What this task involves |
Can you quote the records below in full, word for word?
==== Records shown
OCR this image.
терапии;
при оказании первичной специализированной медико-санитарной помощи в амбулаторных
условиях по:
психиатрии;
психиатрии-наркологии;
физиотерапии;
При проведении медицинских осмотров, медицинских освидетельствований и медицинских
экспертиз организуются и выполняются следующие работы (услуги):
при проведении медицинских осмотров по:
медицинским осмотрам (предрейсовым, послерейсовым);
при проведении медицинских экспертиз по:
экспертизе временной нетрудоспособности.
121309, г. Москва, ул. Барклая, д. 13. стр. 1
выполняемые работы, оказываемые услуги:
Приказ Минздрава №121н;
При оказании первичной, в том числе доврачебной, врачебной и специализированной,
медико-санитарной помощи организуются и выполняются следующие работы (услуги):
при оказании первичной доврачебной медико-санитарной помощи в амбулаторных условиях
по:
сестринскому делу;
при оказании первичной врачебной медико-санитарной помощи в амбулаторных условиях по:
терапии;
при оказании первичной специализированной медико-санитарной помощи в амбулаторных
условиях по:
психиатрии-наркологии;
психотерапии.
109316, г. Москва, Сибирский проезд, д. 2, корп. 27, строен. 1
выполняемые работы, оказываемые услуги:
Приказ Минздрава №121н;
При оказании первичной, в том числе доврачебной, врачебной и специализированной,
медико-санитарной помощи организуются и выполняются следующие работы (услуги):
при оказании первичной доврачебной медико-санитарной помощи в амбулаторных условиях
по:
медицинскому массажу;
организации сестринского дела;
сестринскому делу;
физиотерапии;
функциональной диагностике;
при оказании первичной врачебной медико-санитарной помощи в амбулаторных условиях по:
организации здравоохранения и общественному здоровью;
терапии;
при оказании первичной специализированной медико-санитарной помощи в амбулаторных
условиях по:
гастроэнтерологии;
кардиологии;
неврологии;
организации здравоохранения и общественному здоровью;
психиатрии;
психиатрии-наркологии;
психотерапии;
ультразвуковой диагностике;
========
Task output |
OCR this image.
терапии;
при оказании первичной специализированной медико-санитарной помощи в амбулаторных
условиях по:
психиатрии;
психиатрии-наркологии;
физиотерапии;
При проведении медицинских осмотров, медицинских освидетельствований и медицинских
экспертиз организуются и выполняются следующие работы (услуги):
при проведении медицинских осмотров по:
медицинским осмотрам (предрейсовым, послерейсовым);
при проведении медицинских экспертиз по:
экспертизе временной нетрудоспособности.
121309, г. Москва, ул. Барклая, д. 13. стр. 1
выполняемые работы, оказываемые услуги:
Приказ Минздрава №121н;
При оказании первичной, в том числе доврачебной, врачебной и специализированной,
медико-санитарной помощи организуются и выполняются следующие работы (услуги):
при оказании первичной доврачебной медико-санитарной помощи в амбулаторных условиях
по:
сестринскому делу;
при оказании первичной врачебной медико-санитарной помощи в амбулаторных условиях по:
терапии;
при оказании первичной специализированной медико-санитарной помощи в амбулаторных
условиях по:
психиатрии-наркологии;
психотерапии.
109316, г. Москва, Сибирский проезд, д. 2, корп. 27, строен. 1
выполняемые работы, оказываемые услуги:
Приказ Минздрава №121н;
При оказании первичной, в том числе доврачебной, врачебной и специализированной,
медико-санитарной помощи организуются и выполняются следующие работы (услуги):
при оказании первичной доврачебной медико-санитарной помощи в амбулаторных условиях
по:
медицинскому массажу;
организации сестринского дела;
сестринскому делу;
физиотерапии;
функциональной диагностике;
при оказании первичной врачебной медико-санитарной помощи в амбулаторных условиях по:
организации здравоохранения и общественному здоровью;
терапии;
при оказании первичной специализированной медико-санитарной помощи в амбулаторных
условиях по:
гастроэнтерологии;
кардиологии;
неврологии;
организации здравоохранения и общественному здоровью;
психиатрии;
психиатрии-наркологии;
психотерапии;
ультразвуковой диагностике;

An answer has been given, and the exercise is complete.